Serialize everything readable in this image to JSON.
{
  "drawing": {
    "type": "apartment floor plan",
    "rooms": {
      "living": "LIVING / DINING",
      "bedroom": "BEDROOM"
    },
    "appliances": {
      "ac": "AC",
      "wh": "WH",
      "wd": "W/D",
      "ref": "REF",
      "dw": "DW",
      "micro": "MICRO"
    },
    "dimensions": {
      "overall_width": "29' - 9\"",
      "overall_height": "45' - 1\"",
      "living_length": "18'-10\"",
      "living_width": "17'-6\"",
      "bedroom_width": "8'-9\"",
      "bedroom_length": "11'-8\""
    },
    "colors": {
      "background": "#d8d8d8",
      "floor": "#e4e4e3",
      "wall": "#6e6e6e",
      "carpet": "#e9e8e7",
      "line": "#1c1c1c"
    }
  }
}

--------------------------------------------------

### TASK STATEMENT
Retype the records in full. Keep every line identical to the original.

### RESPONSE BELOW
Serialize everything readable in this image to JSON.
{
  "drawing": {
    "type": "apartment floor plan",
    "rooms": {
      "living": "LIVING / DINING",
      "bedroom": "BEDROOM"
    },
    "appliances": {
      "ac": "AC",
      "wh": "WH",
      "wd": "W/D",
      "ref": "REF",
      "dw": "DW",
      "micro": "MICRO"
    },
    "dimensions": {
      "overall_width": "29' - 9\"",
      "overall_height": "45' - 1\"",
      "living_length": "18'-10\"",
      "living_width": "17'-6\"",
      "bedroom_width": "8'-9\"",
      "bedroom_length": "11'-8\""
    },
    "colors": {
      "background": "#d8d8d8",
      "floor": "#e4e4e3",
      "wall": "#6e6e6e",
      "carpet": "#e9e8e7",
      "line": "#1c1c1c"
    }
  }
}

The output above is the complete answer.